*Directions:*
The full set of lines below has to be duplicated exactly, with no picture kept.

[Text content records for pages]
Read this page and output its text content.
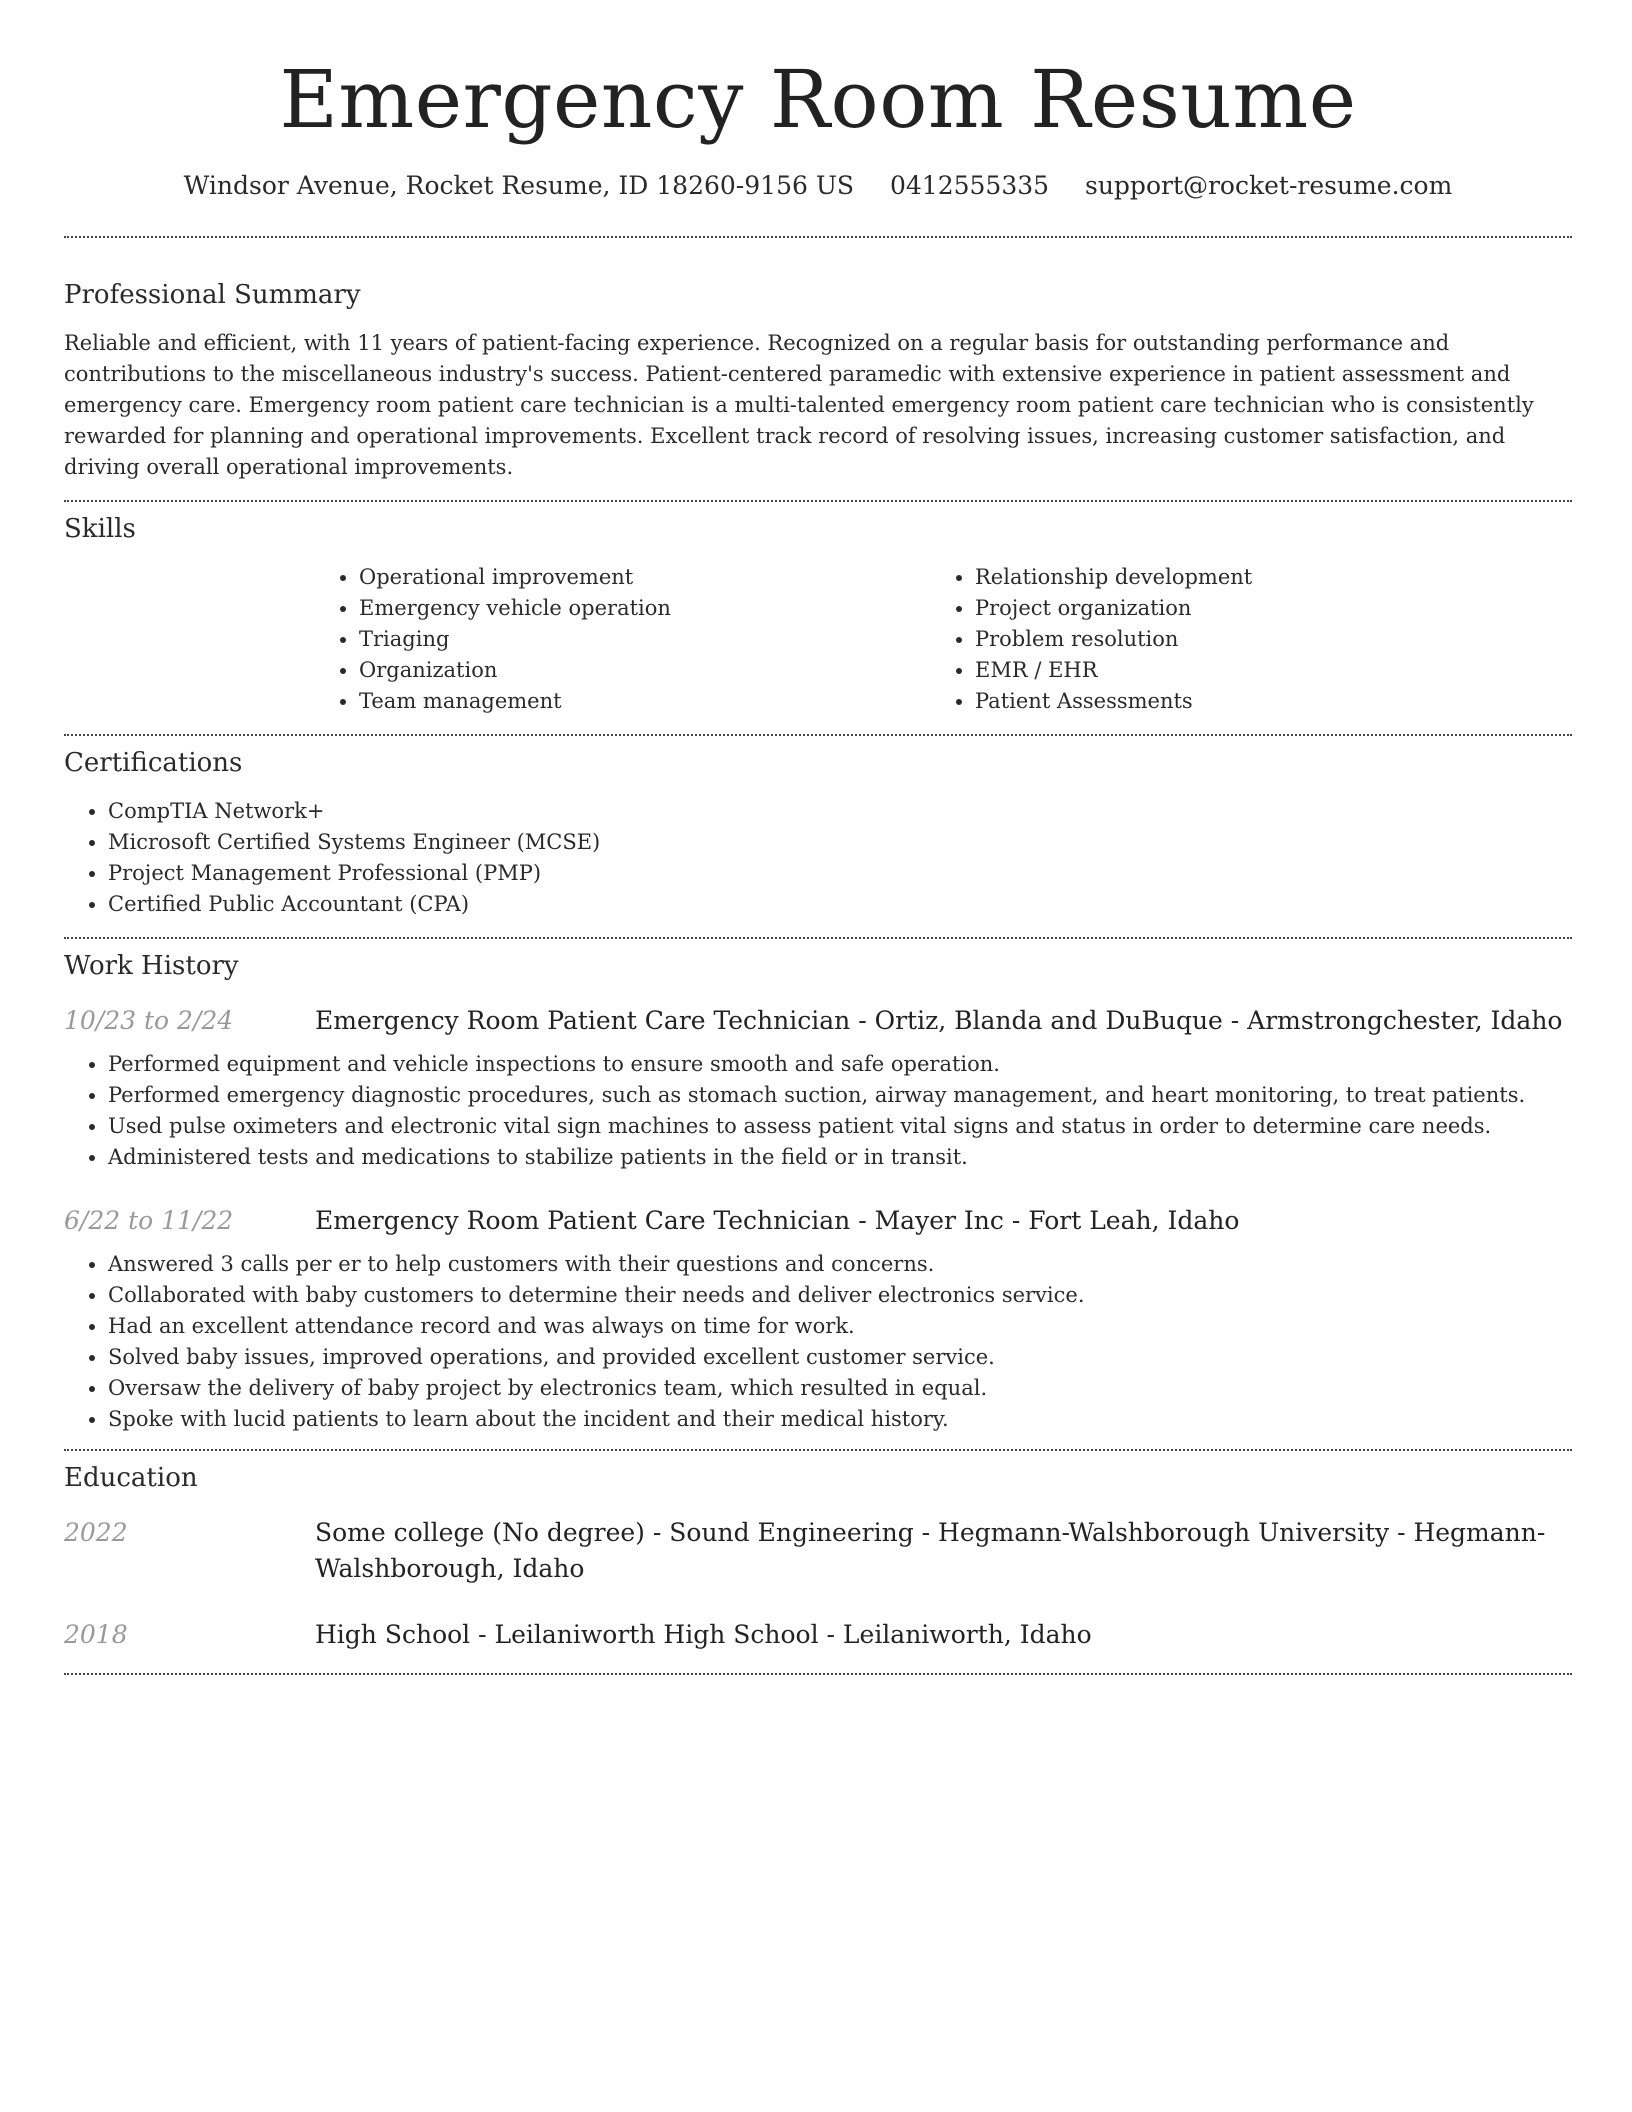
Emergency Room Resume
Windsor Avenue, Rocket Resume, ID 18260-9156 US 0412555335 support@rocket-resume.com
Professional Summary

Reliable and efficient, with 11 years of patient-facing experience. Recognized on a regular basis for outstanding performance and contributions to the miscellaneous industry's success. Patient-centered paramedic with extensive experience in patient assessment and emergency care. Emergency room patient care technician is a multi-talented emergency room patient care technician who is consistently rewarded for planning and operational improvements. Excellent track record of resolving issues, increasing customer satisfaction, and driving overall operational improvements.

Skills
• Operational improvement
• Emergency vehicle operation
• Triaging
• Organization
• Team management
• Relationship development
• Project organization
• Problem resolution
• EMR / EHR
• Patient Assessments
Certifications
• CompTIA Network+
• Microsoft Certified Systems Engineer (MCSE)
• Project Management Professional (PMP)
• Certified Public Accountant (CPA)
Work History
10/23 to 2/24	Emergency Room Patient Care Technician - Ortiz, Blanda and DuBuque - Armstrongchester, Idaho
• Performed equipment and vehicle inspections to ensure smooth and safe operation.
• Performed emergency diagnostic procedures, such as stomach suction, airway management, and heart monitoring, to treat patients.
• Used pulse oximeters and electronic vital sign machines to assess patient vital signs and status in order to determine care needs.
• Administered tests and medications to stabilize patients in the field or in transit.
6/22 to 11/22	Emergency Room Patient Care Technician - Mayer Inc - Fort Leah, Idaho
• Answered 3 calls per er to help customers with their questions and concerns.
• Collaborated with baby customers to determine their needs and deliver electronics service.
• Had an excellent attendance record and was always on time for work.
• Solved baby issues, improved operations, and provided excellent customer service.
• Oversaw the delivery of baby project by electronics team, which resulted in equal.
• Spoke with lucid patients to learn about the incident and their medical history.
Education
2022	Some college (No degree) - Sound Engineering - Hegmann-Walshborough University - Hegmann-Walshborough, Idaho
2018	High School - Leilaniworth High School - Leilaniworth, Idaho
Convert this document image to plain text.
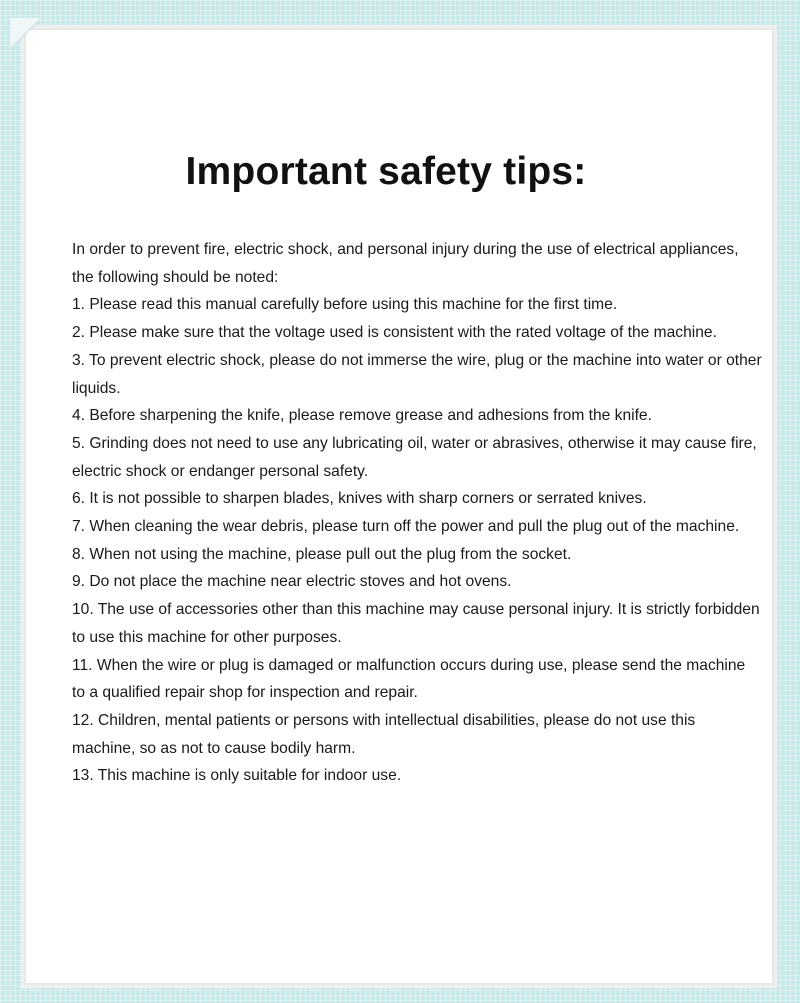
Important safety tips:

In order to prevent fire, electric shock, and personal injury during the use of electrical appliances, the following should be noted:

1. Please read this manual carefully before using this machine for the first time.

2. Please make sure that the voltage used is consistent with the rated voltage of the machine.

3. To prevent electric shock, please do not immerse the wire, plug or the machine into water or other liquids.

4. Before sharpening the knife, please remove grease and adhesions from the knife.

5. Grinding does not need to use any lubricating oil, water or abrasives, otherwise it may cause fire, electric shock or endanger personal safety.

6. It is not possible to sharpen blades, knives with sharp corners or serrated knives.

7. When cleaning the wear debris, please turn off the power and pull the plug out of the machine.

8. When not using the machine, please pull out the plug from the socket.

9. Do not place the machine near electric stoves and hot ovens.

10. The use of accessories other than this machine may cause personal injury. It is strictly forbidden to use this machine for other purposes.

11. When the wire or plug is damaged or malfunction occurs during use, please send the machine to a qualified repair shop for inspection and repair.

12. Children, mental patients or persons with intellectual disabilities, please do not use this machine, so as not to cause bodily harm.

13. This machine is only suitable for indoor use.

*Output for this exercise:*
Read this page and output its text content.
Emergency Room Resume
Windsor Avenue, Rocket Resume, ID 18260-9156 US 0412555335 support@rocket-resume.com
Professional Summary

Reliable and efficient, with 11 years of patient-facing experience. Recognized on a regular basis for outstanding performance and contributions to the miscellaneous industry's success. Patient-centered paramedic with extensive experience in patient assessment and emergency care. Emergency room patient care technician is a multi-talented emergency room patient care technician who is consistently rewarded for planning and operational improvements. Excellent track record of resolving issues, increasing customer satisfaction, and driving overall operational improvements.

Skills
• Operational improvement
• Emergency vehicle operation
• Triaging
• Organization
• Team management
• Relationship development
• Project organization
• Problem resolution
• EMR / EHR
• Patient Assessments
Certifications
• CompTIA Network+
• Microsoft Certified Systems Engineer (MCSE)
• Project Management Professional (PMP)
• Certified Public Accountant (CPA)
Work History
10/23 to 2/24	Emergency Room Patient Care Technician - Ortiz, Blanda and DuBuque - Armstrongchester, Idaho
• Performed equipment and vehicle inspections to ensure smooth and safe operation.
• Performed emergency diagnostic procedures, such as stomach suction, airway management, and heart monitoring, to treat patients.
• Used pulse oximeters and electronic vital sign machines to assess patient vital signs and status in order to determine care needs.
• Administered tests and medications to stabilize patients in the field or in transit.
6/22 to 11/22	Emergency Room Patient Care Technician - Mayer Inc - Fort Leah, Idaho
• Answered 3 calls per er to help customers with their questions and concerns.
• Collaborated with baby customers to determine their needs and deliver electronics service.
• Had an excellent attendance record and was always on time for work.
• Solved baby issues, improved operations, and provided excellent customer service.
• Oversaw the delivery of baby project by electronics team, which resulted in equal.
• Spoke with lucid patients to learn about the incident and their medical history.
Education
2022	Some college (No degree) - Sound Engineering - Hegmann-Walshborough University - Hegmann-Walshborough, Idaho
2018	High School - Leilaniworth High School - Leilaniworth, Idaho
Convert this document image to plain text.
Important safety tips:

In order to prevent fire, electric shock, and personal injury during the use of electrical appliances, the following should be noted:

1. Please read this manual carefully before using this machine for the first time.

2. Please make sure that the voltage used is consistent with the rated voltage of the machine.

3. To prevent electric shock, please do not immerse the wire, plug or the machine into water or other liquids.

4. Before sharpening the knife, please remove grease and adhesions from the knife.

5. Grinding does not need to use any lubricating oil, water or abrasives, otherwise it may cause fire, electric shock or endanger personal safety.

6. It is not possible to sharpen blades, knives with sharp corners or serrated knives.

7. When cleaning the wear debris, please turn off the power and pull the plug out of the machine.

8. When not using the machine, please pull out the plug from the socket.

9. Do not place the machine near electric stoves and hot ovens.

10. The use of accessories other than this machine may cause personal injury. It is strictly forbidden to use this machine for other purposes.

11. When the wire or plug is damaged or malfunction occurs during use, please send the machine to a qualified repair shop for inspection and repair.

12. Children, mental patients or persons with intellectual disabilities, please do not use this machine, so as not to cause bodily harm.

13. This machine is only suitable for indoor use.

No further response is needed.